→ SET EXERCISE
In the listing that follows, count every line with the word "deux" in it and write only the total.

→ SUPPLIED DATA
━━━━━━━━━━━━━━━━━━━━

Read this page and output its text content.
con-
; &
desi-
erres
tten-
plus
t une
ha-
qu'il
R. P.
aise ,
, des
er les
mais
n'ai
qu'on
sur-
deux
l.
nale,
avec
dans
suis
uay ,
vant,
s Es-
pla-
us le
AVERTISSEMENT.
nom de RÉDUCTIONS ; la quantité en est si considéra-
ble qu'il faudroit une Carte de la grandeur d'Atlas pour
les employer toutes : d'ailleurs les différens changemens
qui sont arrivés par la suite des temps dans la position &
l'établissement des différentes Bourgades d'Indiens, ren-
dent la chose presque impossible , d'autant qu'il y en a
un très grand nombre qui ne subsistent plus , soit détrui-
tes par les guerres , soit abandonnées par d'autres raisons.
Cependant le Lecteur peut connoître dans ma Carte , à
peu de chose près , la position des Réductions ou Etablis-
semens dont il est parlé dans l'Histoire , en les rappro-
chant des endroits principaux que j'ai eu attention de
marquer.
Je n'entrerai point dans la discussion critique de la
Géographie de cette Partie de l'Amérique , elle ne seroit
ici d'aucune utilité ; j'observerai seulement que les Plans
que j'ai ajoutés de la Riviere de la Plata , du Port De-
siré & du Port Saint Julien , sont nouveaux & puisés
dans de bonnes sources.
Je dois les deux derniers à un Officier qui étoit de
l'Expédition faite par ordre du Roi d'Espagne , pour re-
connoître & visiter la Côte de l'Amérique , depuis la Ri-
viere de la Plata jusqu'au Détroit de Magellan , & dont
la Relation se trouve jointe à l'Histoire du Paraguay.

━━━━━━━━━━━━━━━━━━━━

→ ANSWER BELOW
2